■ PROMPT 1
Answer these questions using the passage about Dashain:
(a) Where did the cholera epidemic strike a month before Dashain?
(b) Where did the village lad end up after falling from the top of the bus?
(c) What now stands on the only empty meadow the writer's village possessed?
■ PROMPT 2
The passage about Dashain names what a village could have had in place of another "holy" site. List every one of them.
■ PROMPT 3
Reproduce the passage about Dashain word for word, starting at "For me, this" and ending at "books went haywire.".

■ PASSAGE

########

In our country, a month before Dashain we had the cholera epidemic in Jajarkot. Just before Phulpati, TV showed pictures of some Bajura-dwellers fighting for a bag of rice, others returning home empty from the Kolti depot. Blissfully, from Dashain’s eighth day (Astami), newspapers ceased to exist. So, we don’t know if the people in Bajura got their rice or had to survive on roots. While Kathmanduites get diarrhea for having eaten too much stale mutton, Bajura-dwellers suffer stomach cramps because their bellies have nothing to digest. The “plenty” of the capital contrasts with the “empty” of our remote regions—another example of evil overcoming good.



Dashain has turned into a big dasha (misfortune) because of our antiquated means of transport. How many governments have vowed to do away with the syndicate system? Yet, syndicates thrive, prevent a bus from leaving until it is brimming full of people and make our road-travel probably the most unsafe in the world. Come Dashain and bus owners buy more stools for unfortunate passengers forced to perch in the aisle, sometimes with a few bleating goats. Then, youths reign on top (luggage rack) of the already overcrowded vehicles. If passengers complain, the conductor replies, “You’re lucky to be traveling at all!” Sure, few people can buy air tickets in black.



This Dashain, one village lad known to me traveled on top of a bus, not within. He fell down, broke his arm and landed up in B & B Hospital instead of his father’s home.



Throughout the country, his story repeats as radios blare out news of countless accidents. Worse, many reach the funeral pyre, not their families.



For me, this Dashain became a dasha mainly because of loudspeakers that broadcasted “piety” to my village. From a clumsy tent across the Bagmati river boomed Hindi songs that irritated me from early morning till late at night. My ambition to read a few books went haywire.



A strange phenomenon has gripped our country. Religious fanatics will build a temple on any plot of common land. Instead of a school, a clinic, or a much-needed park, the village will have its umpteenth “holy” site. (We had no Dashain swing in our village because a temple complex now stands on the only empty meadow we possessed.) To earn merit, sponsors will buy a public address system so that the entire village can know the priest is having his “quiet” devotion. His children will help with Hindi devotionals or Bollywood hits. At night, when people want to go to bed, urchins grabbing the microphone have a rock contest and belch out any lewd song. Never mind that students and the sick may prefer silence.

########

■ Document understanding data
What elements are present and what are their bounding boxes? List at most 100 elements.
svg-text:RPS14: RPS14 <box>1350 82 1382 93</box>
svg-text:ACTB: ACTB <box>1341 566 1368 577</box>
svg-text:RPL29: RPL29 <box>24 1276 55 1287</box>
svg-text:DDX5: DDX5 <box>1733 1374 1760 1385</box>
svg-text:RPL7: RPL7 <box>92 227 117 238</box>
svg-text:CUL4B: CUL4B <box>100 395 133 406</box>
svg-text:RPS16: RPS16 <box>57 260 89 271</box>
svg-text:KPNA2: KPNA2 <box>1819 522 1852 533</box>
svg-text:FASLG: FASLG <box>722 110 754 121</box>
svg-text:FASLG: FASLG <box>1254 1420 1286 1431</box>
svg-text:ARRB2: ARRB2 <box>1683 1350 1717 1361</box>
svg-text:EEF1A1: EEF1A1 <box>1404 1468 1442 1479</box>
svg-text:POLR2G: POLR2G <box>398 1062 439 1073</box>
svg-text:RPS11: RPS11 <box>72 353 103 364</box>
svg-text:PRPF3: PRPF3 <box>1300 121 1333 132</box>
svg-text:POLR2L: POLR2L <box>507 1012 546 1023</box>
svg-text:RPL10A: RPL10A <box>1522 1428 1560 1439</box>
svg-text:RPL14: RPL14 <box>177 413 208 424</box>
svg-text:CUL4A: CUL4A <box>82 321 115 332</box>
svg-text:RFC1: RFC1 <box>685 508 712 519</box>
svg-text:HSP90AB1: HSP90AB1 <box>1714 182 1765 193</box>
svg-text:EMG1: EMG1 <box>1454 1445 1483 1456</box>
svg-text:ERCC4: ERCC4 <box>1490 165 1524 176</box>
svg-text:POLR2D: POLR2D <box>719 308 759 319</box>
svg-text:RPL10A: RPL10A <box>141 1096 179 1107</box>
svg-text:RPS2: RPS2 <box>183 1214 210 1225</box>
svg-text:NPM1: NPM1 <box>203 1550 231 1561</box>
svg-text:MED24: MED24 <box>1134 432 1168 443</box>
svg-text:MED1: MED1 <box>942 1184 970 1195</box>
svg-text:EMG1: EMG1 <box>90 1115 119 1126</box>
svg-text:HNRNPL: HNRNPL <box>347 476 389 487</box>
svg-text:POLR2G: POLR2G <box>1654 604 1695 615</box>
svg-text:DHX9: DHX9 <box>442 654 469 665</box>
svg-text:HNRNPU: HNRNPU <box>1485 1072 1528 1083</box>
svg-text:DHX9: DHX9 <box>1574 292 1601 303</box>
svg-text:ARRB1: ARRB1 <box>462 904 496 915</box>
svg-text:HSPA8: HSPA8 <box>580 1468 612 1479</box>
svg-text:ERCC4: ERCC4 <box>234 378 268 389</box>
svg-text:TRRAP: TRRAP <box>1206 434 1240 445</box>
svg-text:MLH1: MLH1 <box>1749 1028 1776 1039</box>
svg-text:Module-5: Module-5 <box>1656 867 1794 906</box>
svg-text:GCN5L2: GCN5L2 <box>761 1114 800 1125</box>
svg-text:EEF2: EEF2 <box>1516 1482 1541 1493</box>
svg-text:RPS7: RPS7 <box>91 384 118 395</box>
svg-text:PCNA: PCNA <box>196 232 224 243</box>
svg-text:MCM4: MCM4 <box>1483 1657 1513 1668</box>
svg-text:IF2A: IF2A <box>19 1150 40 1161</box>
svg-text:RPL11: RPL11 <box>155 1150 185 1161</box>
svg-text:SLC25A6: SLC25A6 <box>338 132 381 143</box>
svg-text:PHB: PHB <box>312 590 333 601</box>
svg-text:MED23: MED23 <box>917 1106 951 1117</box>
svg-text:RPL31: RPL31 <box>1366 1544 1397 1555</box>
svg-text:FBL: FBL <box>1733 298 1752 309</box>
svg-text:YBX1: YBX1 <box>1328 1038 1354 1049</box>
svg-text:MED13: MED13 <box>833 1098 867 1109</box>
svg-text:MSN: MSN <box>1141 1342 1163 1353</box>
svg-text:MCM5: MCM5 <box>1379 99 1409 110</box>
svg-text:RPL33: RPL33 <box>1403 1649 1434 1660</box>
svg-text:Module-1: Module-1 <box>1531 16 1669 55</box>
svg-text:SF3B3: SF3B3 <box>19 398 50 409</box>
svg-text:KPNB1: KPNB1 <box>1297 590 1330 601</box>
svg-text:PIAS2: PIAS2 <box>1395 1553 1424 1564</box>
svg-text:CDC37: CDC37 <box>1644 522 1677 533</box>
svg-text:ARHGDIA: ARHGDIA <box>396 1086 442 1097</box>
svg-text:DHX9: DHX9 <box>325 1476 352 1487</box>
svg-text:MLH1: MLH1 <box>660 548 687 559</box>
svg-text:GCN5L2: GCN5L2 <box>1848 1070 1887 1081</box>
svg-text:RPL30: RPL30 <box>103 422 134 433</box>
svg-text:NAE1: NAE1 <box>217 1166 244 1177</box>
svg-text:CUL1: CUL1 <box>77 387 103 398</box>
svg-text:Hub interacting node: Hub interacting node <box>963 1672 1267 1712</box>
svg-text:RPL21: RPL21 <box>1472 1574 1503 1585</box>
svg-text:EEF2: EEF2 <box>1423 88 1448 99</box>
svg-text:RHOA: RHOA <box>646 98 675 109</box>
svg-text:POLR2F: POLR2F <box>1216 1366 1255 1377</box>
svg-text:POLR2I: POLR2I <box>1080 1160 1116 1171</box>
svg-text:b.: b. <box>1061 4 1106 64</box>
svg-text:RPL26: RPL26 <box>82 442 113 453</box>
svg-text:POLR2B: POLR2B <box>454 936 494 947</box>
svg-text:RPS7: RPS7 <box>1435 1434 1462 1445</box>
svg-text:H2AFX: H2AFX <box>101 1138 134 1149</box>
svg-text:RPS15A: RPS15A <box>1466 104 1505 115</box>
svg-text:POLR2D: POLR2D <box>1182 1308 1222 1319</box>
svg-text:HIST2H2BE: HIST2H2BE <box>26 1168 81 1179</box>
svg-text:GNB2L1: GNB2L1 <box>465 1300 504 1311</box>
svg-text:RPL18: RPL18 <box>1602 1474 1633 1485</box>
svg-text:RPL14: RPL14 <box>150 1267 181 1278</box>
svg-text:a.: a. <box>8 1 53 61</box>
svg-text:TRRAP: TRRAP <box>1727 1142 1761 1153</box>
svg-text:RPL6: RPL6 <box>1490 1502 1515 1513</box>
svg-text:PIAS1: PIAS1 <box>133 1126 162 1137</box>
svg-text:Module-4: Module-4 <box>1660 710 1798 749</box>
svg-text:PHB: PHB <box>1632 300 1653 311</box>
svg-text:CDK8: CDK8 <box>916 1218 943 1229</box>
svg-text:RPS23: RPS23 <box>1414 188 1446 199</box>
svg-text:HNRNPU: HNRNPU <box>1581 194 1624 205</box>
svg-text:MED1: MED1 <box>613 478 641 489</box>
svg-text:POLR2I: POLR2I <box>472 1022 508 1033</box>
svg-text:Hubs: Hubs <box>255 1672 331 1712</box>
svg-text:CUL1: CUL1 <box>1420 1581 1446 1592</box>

########

■ RESPONSE BOX 1
(a) Jajarkot
(b) B & B Hospital
(c) A temple complex

■ RESPONSE BOX 2
- A school
- A clinic
- A much-needed park

■ RESPONSE BOX 3
For me, this Dashain became a dasha mainly because of loudspeakers that broadcasted “piety” to my village. From a clumsy tent across the Bagmati river boomed Hindi songs that irritated me from early morning till late at night. My ambition to read a few books went haywire.